**PROMPT:** Repeat the listing exactly as given, omitting every image.

-- Start SUPPLIED ENTRIES --

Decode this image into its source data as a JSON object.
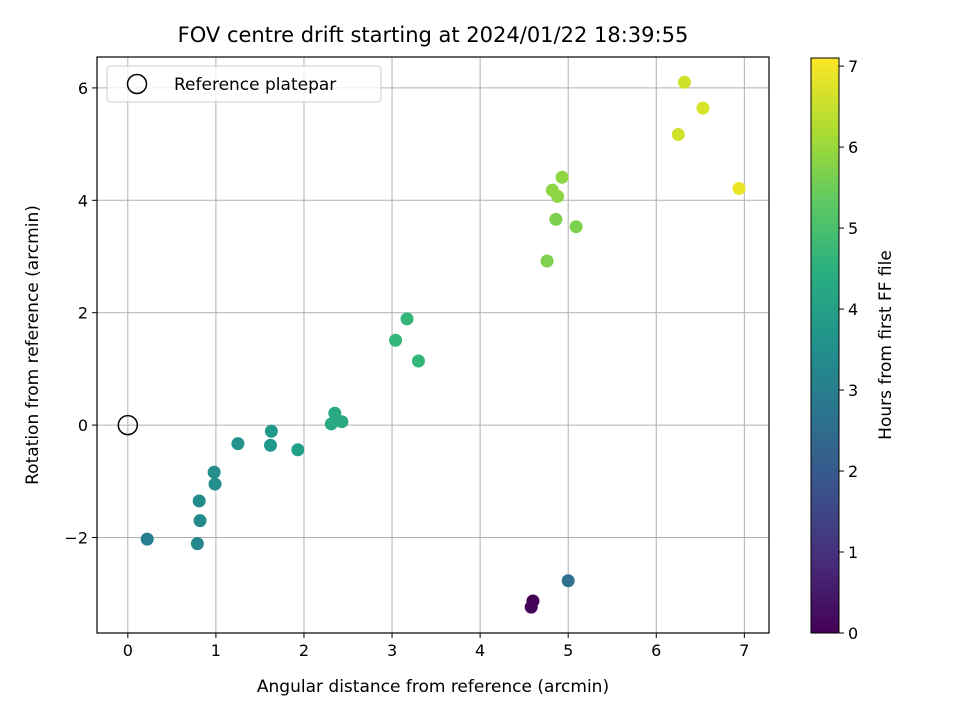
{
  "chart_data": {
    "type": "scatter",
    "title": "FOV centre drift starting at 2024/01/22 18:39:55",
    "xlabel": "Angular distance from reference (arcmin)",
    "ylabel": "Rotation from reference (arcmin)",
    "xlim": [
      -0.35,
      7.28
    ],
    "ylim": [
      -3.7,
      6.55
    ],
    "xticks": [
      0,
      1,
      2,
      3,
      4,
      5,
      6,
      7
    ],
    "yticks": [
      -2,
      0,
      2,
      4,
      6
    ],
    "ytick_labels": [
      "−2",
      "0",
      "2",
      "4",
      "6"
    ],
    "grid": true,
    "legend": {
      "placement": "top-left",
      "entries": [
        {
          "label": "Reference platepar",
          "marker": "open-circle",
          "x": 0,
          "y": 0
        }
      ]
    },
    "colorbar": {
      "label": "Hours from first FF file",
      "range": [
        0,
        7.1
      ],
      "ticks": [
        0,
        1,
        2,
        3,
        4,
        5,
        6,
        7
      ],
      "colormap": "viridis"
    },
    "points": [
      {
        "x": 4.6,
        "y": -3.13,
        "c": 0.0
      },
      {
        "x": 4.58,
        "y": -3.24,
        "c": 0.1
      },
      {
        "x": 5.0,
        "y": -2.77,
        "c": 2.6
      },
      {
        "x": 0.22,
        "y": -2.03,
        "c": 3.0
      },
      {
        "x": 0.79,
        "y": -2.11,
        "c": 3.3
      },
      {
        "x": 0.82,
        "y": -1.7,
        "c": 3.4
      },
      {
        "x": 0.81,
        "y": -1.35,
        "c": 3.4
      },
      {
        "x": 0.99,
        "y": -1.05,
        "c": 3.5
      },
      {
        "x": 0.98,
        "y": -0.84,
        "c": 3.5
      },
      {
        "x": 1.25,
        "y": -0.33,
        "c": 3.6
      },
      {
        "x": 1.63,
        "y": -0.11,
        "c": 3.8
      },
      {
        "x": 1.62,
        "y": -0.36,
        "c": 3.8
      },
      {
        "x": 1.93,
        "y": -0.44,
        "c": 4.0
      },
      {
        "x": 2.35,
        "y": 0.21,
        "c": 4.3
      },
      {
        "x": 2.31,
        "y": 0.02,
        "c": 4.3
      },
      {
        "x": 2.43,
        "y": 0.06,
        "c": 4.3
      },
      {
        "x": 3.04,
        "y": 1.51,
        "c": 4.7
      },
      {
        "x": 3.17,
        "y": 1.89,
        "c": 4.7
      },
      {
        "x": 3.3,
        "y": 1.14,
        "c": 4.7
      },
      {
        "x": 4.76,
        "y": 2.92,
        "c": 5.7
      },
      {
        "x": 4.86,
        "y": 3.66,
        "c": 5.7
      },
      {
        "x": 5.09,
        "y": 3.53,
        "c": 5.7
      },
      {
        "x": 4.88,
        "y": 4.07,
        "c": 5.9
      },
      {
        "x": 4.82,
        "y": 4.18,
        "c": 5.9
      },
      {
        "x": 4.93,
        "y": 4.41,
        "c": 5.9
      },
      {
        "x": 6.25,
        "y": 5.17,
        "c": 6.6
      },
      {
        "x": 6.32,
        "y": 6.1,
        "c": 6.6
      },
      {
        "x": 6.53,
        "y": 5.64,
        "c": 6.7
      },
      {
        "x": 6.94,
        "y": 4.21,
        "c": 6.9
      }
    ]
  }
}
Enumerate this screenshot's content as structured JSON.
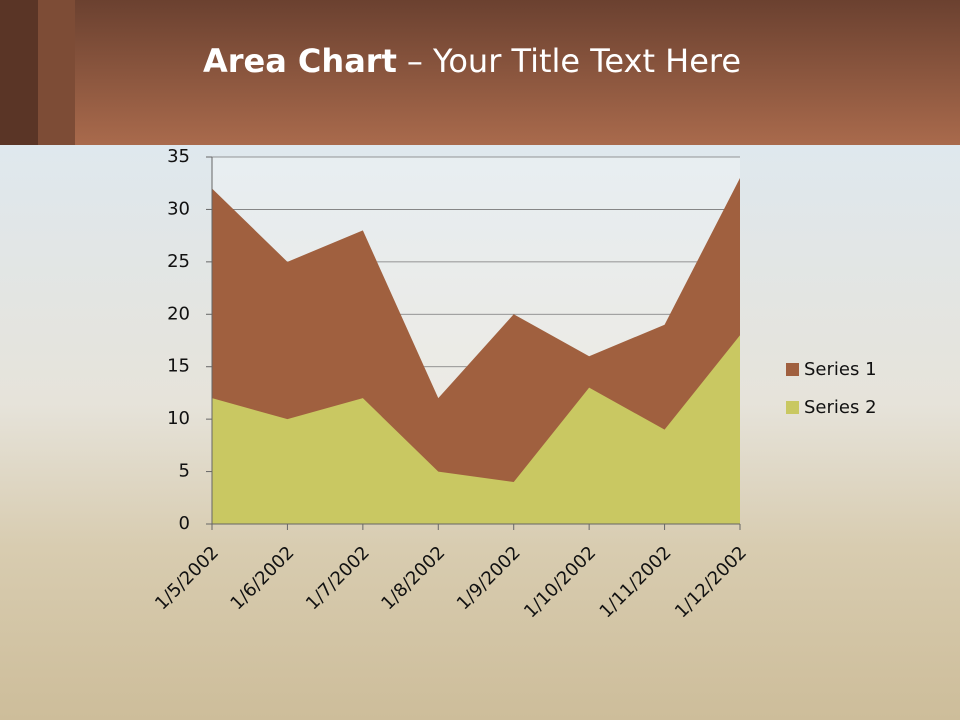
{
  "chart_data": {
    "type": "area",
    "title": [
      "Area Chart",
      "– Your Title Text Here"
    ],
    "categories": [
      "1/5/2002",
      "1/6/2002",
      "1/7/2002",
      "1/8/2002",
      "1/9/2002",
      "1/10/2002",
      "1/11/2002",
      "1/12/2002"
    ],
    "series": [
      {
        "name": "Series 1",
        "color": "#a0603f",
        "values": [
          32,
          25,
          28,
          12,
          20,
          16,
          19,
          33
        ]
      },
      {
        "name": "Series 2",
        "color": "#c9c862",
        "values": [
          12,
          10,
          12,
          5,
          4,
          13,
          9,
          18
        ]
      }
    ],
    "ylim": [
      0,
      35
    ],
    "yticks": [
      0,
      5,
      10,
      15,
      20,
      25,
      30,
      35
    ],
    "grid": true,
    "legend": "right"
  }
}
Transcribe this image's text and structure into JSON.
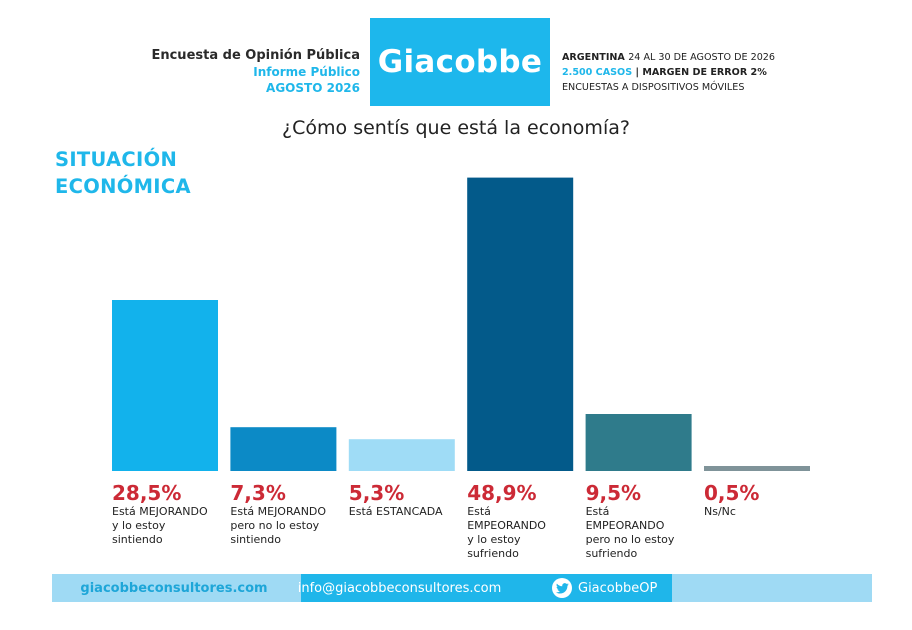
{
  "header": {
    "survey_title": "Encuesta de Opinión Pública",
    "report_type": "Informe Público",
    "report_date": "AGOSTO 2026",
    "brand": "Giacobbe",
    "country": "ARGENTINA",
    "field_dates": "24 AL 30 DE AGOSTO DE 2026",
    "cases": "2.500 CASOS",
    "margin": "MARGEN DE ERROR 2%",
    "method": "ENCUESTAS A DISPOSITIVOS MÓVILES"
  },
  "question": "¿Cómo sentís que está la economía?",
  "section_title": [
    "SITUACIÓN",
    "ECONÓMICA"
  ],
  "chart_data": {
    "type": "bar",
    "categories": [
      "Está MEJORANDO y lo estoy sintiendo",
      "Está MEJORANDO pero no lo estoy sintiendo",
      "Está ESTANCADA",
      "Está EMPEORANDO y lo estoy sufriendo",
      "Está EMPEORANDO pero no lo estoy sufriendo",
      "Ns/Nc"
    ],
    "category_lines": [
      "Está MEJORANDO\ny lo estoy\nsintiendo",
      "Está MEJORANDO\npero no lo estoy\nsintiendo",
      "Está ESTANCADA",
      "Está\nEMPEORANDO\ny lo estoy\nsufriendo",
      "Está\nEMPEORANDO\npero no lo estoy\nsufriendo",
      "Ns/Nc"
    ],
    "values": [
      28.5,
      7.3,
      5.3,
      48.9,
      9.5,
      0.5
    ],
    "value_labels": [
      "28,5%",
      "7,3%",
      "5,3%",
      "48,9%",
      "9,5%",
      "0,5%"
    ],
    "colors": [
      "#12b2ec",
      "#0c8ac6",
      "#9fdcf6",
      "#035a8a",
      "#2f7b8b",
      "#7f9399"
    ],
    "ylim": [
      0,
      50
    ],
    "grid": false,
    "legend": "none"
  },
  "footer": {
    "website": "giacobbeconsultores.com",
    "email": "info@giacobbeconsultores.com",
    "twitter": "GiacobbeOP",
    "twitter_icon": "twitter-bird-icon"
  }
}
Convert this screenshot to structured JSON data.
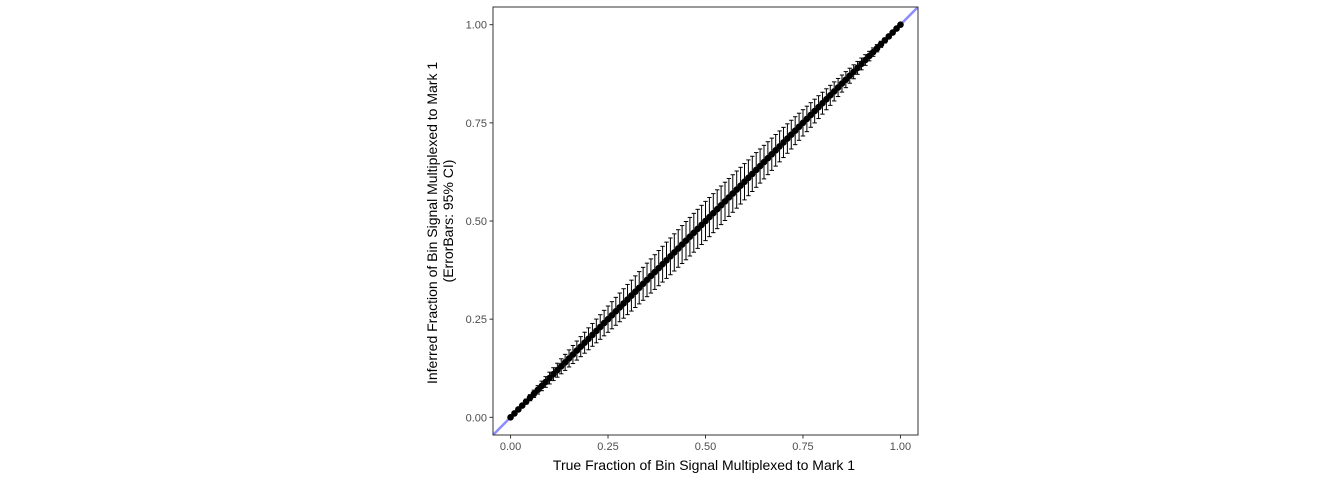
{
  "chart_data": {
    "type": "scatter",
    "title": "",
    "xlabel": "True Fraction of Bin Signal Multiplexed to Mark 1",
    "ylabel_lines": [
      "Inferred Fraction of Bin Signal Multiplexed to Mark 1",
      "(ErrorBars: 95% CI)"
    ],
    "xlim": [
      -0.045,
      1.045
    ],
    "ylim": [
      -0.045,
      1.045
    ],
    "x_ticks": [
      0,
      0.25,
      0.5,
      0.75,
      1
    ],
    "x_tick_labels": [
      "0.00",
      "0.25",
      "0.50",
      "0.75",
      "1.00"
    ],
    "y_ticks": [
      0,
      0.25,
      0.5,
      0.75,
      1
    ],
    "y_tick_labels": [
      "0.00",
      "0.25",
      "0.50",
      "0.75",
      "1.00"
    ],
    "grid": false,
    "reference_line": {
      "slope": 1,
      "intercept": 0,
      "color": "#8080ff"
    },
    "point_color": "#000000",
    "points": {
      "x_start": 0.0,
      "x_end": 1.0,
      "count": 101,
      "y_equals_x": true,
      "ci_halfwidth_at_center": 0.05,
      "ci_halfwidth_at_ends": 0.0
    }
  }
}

-- End SUPPLIED ENTRIES --

**TASK RESPONSE:**
Decode this image into its source data as a JSON object.
{
  "chart_data": {
    "type": "scatter",
    "title": "FOV centre drift starting at 2024/01/22 18:39:55",
    "xlabel": "Angular distance from reference (arcmin)",
    "ylabel": "Rotation from reference (arcmin)",
    "xlim": [
      -0.35,
      7.28
    ],
    "ylim": [
      -3.7,
      6.55
    ],
    "xticks": [
      0,
      1,
      2,
      3,
      4,
      5,
      6,
      7
    ],
    "yticks": [
      -2,
      0,
      2,
      4,
      6
    ],
    "ytick_labels": [
      "−2",
      "0",
      "2",
      "4",
      "6"
    ],
    "grid": true,
    "legend": {
      "placement": "top-left",
      "entries": [
        {
          "label": "Reference platepar",
          "marker": "open-circle",
          "x": 0,
          "y": 0
        }
      ]
    },
    "colorbar": {
      "label": "Hours from first FF file",
      "range": [
        0,
        7.1
      ],
      "ticks": [
        0,
        1,
        2,
        3,
        4,
        5,
        6,
        7
      ],
      "colormap": "viridis"
    },
    "points": [
      {
        "x": 4.6,
        "y": -3.13,
        "c": 0.0
      },
      {
        "x": 4.58,
        "y": -3.24,
        "c": 0.1
      },
      {
        "x": 5.0,
        "y": -2.77,
        "c": 2.6
      },
      {
        "x": 0.22,
        "y": -2.03,
        "c": 3.0
      },
      {
        "x": 0.79,
        "y": -2.11,
        "c": 3.3
      },
      {
        "x": 0.82,
        "y": -1.7,
        "c": 3.4
      },
      {
        "x": 0.81,
        "y": -1.35,
        "c": 3.4
      },
      {
        "x": 0.99,
        "y": -1.05,
        "c": 3.5
      },
      {
        "x": 0.98,
        "y": -0.84,
        "c": 3.5
      },
      {
        "x": 1.25,
        "y": -0.33,
        "c": 3.6
      },
      {
        "x": 1.63,
        "y": -0.11,
        "c": 3.8
      },
      {
        "x": 1.62,
        "y": -0.36,
        "c": 3.8
      },
      {
        "x": 1.93,
        "y": -0.44,
        "c": 4.0
      },
      {
        "x": 2.35,
        "y": 0.21,
        "c": 4.3
      },
      {
        "x": 2.31,
        "y": 0.02,
        "c": 4.3
      },
      {
        "x": 2.43,
        "y": 0.06,
        "c": 4.3
      },
      {
        "x": 3.04,
        "y": 1.51,
        "c": 4.7
      },
      {
        "x": 3.17,
        "y": 1.89,
        "c": 4.7
      },
      {
        "x": 3.3,
        "y": 1.14,
        "c": 4.7
      },
      {
        "x": 4.76,
        "y": 2.92,
        "c": 5.7
      },
      {
        "x": 4.86,
        "y": 3.66,
        "c": 5.7
      },
      {
        "x": 5.09,
        "y": 3.53,
        "c": 5.7
      },
      {
        "x": 4.88,
        "y": 4.07,
        "c": 5.9
      },
      {
        "x": 4.82,
        "y": 4.18,
        "c": 5.9
      },
      {
        "x": 4.93,
        "y": 4.41,
        "c": 5.9
      },
      {
        "x": 6.25,
        "y": 5.17,
        "c": 6.6
      },
      {
        "x": 6.32,
        "y": 6.1,
        "c": 6.6
      },
      {
        "x": 6.53,
        "y": 5.64,
        "c": 6.7
      },
      {
        "x": 6.94,
        "y": 4.21,
        "c": 6.9
      }
    ]
  }
}
Enumerate this screenshot's content as structured JSON.
{
  "chart_data": {
    "type": "area",
    "title": [
      "Area Chart",
      "– Your Title Text Here"
    ],
    "categories": [
      "1/5/2002",
      "1/6/2002",
      "1/7/2002",
      "1/8/2002",
      "1/9/2002",
      "1/10/2002",
      "1/11/2002",
      "1/12/2002"
    ],
    "series": [
      {
        "name": "Series 1",
        "color": "#a0603f",
        "values": [
          32,
          25,
          28,
          12,
          20,
          16,
          19,
          33
        ]
      },
      {
        "name": "Series 2",
        "color": "#c9c862",
        "values": [
          12,
          10,
          12,
          5,
          4,
          13,
          9,
          18
        ]
      }
    ],
    "ylim": [
      0,
      35
    ],
    "yticks": [
      0,
      5,
      10,
      15,
      20,
      25,
      30,
      35
    ],
    "grid": true,
    "legend": "right"
  }
}
Transcribe this image's text and structure into JSON.
{
  "header": {
    "survey_title": "Encuesta de Opinión Pública",
    "report_type": "Informe Público",
    "report_date": "AGOSTO 2026",
    "brand": "Giacobbe",
    "country": "ARGENTINA",
    "field_dates": "24 AL 30 DE AGOSTO DE 2026",
    "cases": "2.500 CASOS",
    "margin": "MARGEN DE ERROR 2%",
    "method": "ENCUESTAS A DISPOSITIVOS MÓVILES"
  },
  "question": "¿Cómo sentís que está la economía?",
  "section_title": [
    "SITUACIÓN",
    "ECONÓMICA"
  ],
  "chart_data": {
    "type": "bar",
    "categories": [
      "Está MEJORANDO y lo estoy sintiendo",
      "Está MEJORANDO pero no lo estoy sintiendo",
      "Está ESTANCADA",
      "Está EMPEORANDO y lo estoy sufriendo",
      "Está EMPEORANDO pero no lo estoy sufriendo",
      "Ns/Nc"
    ],
    "category_lines": [
      "Está MEJORANDO\ny lo estoy\nsintiendo",
      "Está MEJORANDO\npero no lo estoy\nsintiendo",
      "Está ESTANCADA",
      "Está\nEMPEORANDO\ny lo estoy\nsufriendo",
      "Está\nEMPEORANDO\npero no lo estoy\nsufriendo",
      "Ns/Nc"
    ],
    "values": [
      28.5,
      7.3,
      5.3,
      48.9,
      9.5,
      0.5
    ],
    "value_labels": [
      "28,5%",
      "7,3%",
      "5,3%",
      "48,9%",
      "9,5%",
      "0,5%"
    ],
    "colors": [
      "#12b2ec",
      "#0c8ac6",
      "#9fdcf6",
      "#035a8a",
      "#2f7b8b",
      "#7f9399"
    ],
    "ylim": [
      0,
      50
    ],
    "grid": false,
    "legend": "none"
  },
  "footer": {
    "website": "giacobbeconsultores.com",
    "email": "info@giacobbeconsultores.com",
    "twitter": "GiacobbeOP",
    "twitter_icon": "twitter-bird-icon"
  }
}
Convert this screenshot to structured JSON data.
{
  "chart_data": {
    "type": "scatter",
    "title": "",
    "xlabel": "True Fraction of Bin Signal Multiplexed to Mark 1",
    "ylabel_lines": [
      "Inferred Fraction of Bin Signal Multiplexed to Mark 1",
      "(ErrorBars: 95% CI)"
    ],
    "xlim": [
      -0.045,
      1.045
    ],
    "ylim": [
      -0.045,
      1.045
    ],
    "x_ticks": [
      0,
      0.25,
      0.5,
      0.75,
      1
    ],
    "x_tick_labels": [
      "0.00",
      "0.25",
      "0.50",
      "0.75",
      "1.00"
    ],
    "y_ticks": [
      0,
      0.25,
      0.5,
      0.75,
      1
    ],
    "y_tick_labels": [
      "0.00",
      "0.25",
      "0.50",
      "0.75",
      "1.00"
    ],
    "grid": false,
    "reference_line": {
      "slope": 1,
      "intercept": 0,
      "color": "#8080ff"
    },
    "point_color": "#000000",
    "points": {
      "x_start": 0.0,
      "x_end": 1.0,
      "count": 101,
      "y_equals_x": true,
      "ci_halfwidth_at_center": 0.05,
      "ci_halfwidth_at_ends": 0.0
    }
  }
}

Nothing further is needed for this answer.